Page extract:
++++++++++

Bernadette Mansur, group comms VP for the National Hockey League, has survived her share of sports crises. Now her calm, focused approach is helping the league rebound after its lockout.
In sports, perhaps more so than any other industry, there is no such thing as a sure thing.
Until 2004, no one could fathom baseball's New York Yankees blowing a 3-0 American League Championship Series lead to the Boston Red Sox. No doubt, there are young boys in some developing nation wearing 2004 Yankees American League Champions T-shirts. (Playoff teams always print up shirts because the winner's apparel needs to be available immediately upon victory. To the loser, that apparel is banished to needy children that don't care about incorrect appellations.)
Until 2004, no one could conceive of a pro-sports league canceling a full season. But the National Hockey League did just that.
If you've been in pro sports long enough, the notion of a sure thing grows more ludicrous each day. Few know this better than Bernadette Mansur, group VP of communications with the NHL and executive director of the NHL Foundation. The lockout was actually not her first foray into sports crises.
In the summer of 1992, Reebok launched an intensive, multimillion-dollar ad campaign pitting two American men with American names - Dan O'Brien and Dave Johnson - against each other for the decathlon at the Barcelona Summer Olympic Games.
Fate respects not the 30-second spot, and an injury during the trials felled O'Brien and threatened to do likewise to Reebok's marketing campaign.
But Mansur, who was VP of corporate communications at the time, says her group immediately switched course. Tapping the empathy of the nation - not to mention both athletes' good humor - the effort continued, with O'Brien supporting Johnson's quest for gold. Unfortunately, an injury at the Olympics forced Johnson to settle for the bronze.
David Nobs, MD at Ruder Finn, first worked with Mansur while he was at Cohn & Wolfe and she was with RF client Reebok. He recalls how Mansur wasted no time in setting up a news conference where a congenial O'Brien addressed a 200-strong media contingent.
The PR reps immediately met with Reebok's ad agency, Chiat\Day (now TBWA\Chiat\Day), to discuss altering the campaign. Chiat\Day created an ad of Johnson hugging O'Brien, showcasing a multitude of emotions, and the PR team made it available as b-roll.
Nobs cites that as just one example of Mansur's impressive understanding of how sports events can quickly and unexpectedly turn into national news events.
"She has an ability to think fast on her feet and turn a [negative] into a positive as soon as possible," says Nobs, who also worked with the NHL when the league hired Rogers & Cowan (R&C) earlier this year.
Mansur's corporate career began in marketing and product development at Avon. She quickly noticed the strong communications between Avon's freelance sellers, but there was no actual PR unit. By the time she left for Reebok, she led Avon's newly created marketing communications division.
Mansur attributes her grace under pressure to the first job she held after college, working with handicapped and autistic children. "It taught me to remain calm and focused," she says. "It was wonderful, but very intense."

++++++++++

Exercise requirements:
A - In the profile of Bernadette Mansur, where did her corporate career begin?
B - Using the profile of Bernadette Mansur, explain why she credits her first job after college for her grace under pressure.
C - Pick up the profile of Bernadette Mansur after its last sentence and keep writing it.

Given information:

++++++++++

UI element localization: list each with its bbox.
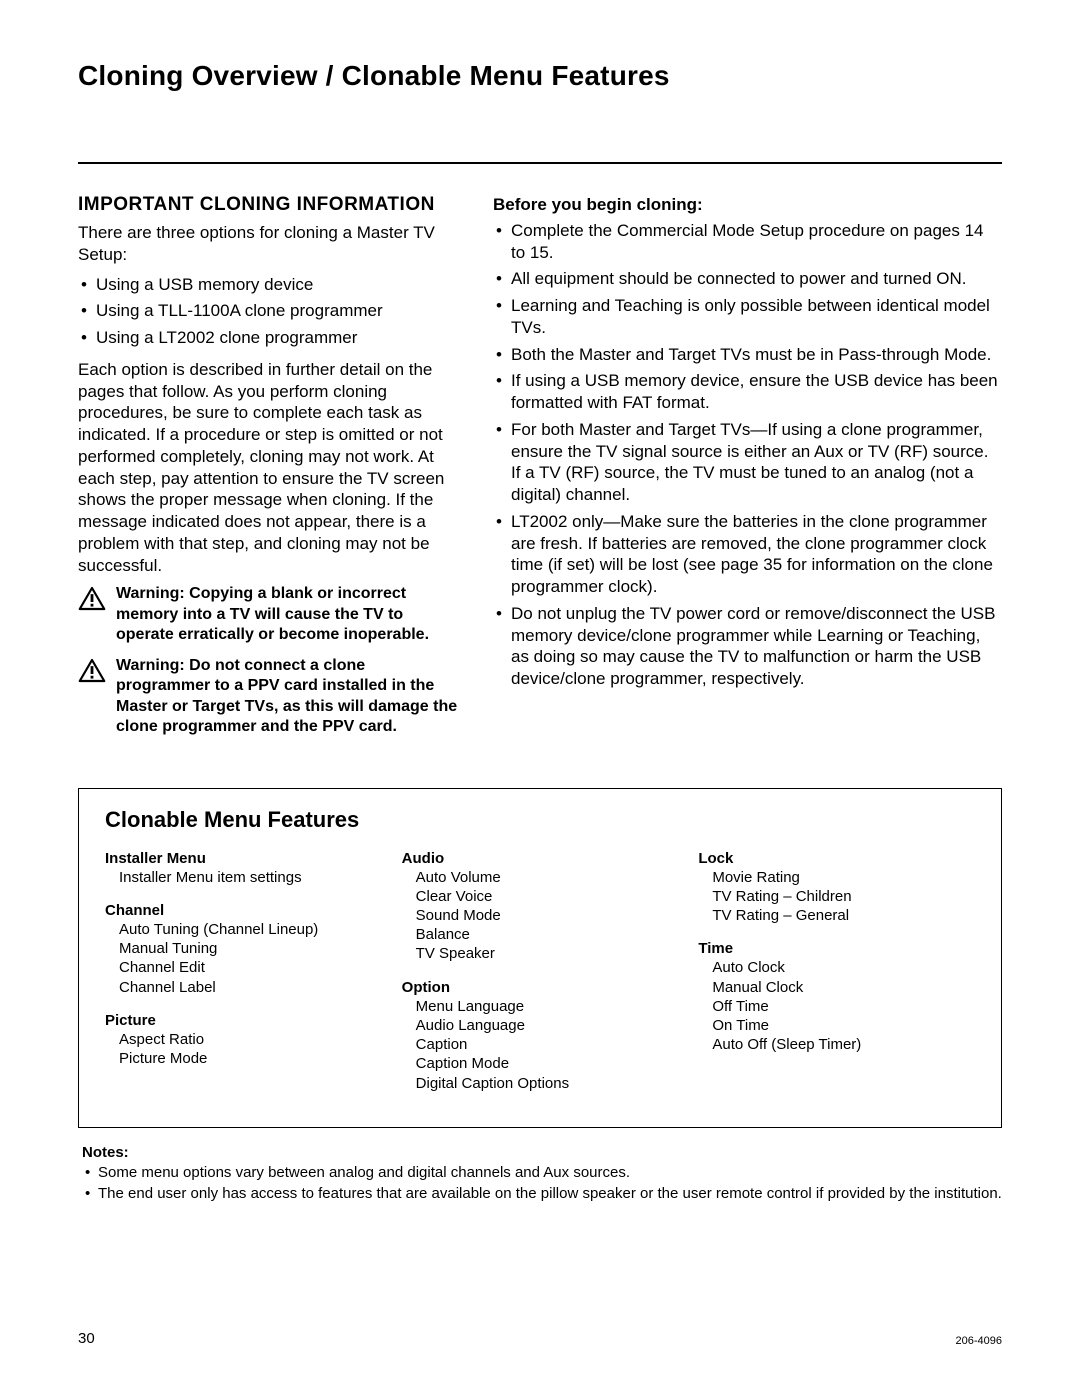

++++++++++

Results for each task:
A - It began in marketing and product development at Avon.

B - After college she worked with handicapped and autistic children. She says that work taught her to remain calm and focused, and she calls it wonderful but very intense.

C -
With all of those experiences under her belt, Mansur struggled to remain calm when the NHL locked out its players after a collective bargaining agreement expired, eventually leading to the cancellation of the 2004-2005 season. The crisis hit home for Mansur, who joined the NHL in 1993 as VP of corporate communications.
She endured an NHL lockout her second season, but it was eventually resolved and the season, albeit shortened, was saved.
"She has significant experience in dealing with different issues in different areas," says Ed Horne, president of NHL Enterprises. "She brings clarity to the discussion. There's no doubt that her ability to provide clarity and create focus has definitely been refined."
Mansur says the NHL was forthcoming about its economic situation since day one, showing its dire financial situation to the world years before the season-long lockout.
"At Reebok, I learned that you must have a down-to-earth vision and transparency," she says. "Spin doesn't work.
"Was it easy to document your losses to The Wall Street Journal? No," but it was necessary, Mansur continues.
Of all the lockout-related disappointments, Mansur's greatest was having to let staff go. Fortunately, she proudly reports, they all found good jobs - a testament to their hard work - and hers.
In fact, despite the lost season, Mansur says that she worked more hours during the lockout than ever before.
"I was on duty constantly," she recalls. "I routinely got press calls asking, 'The union says this. What is your position?'"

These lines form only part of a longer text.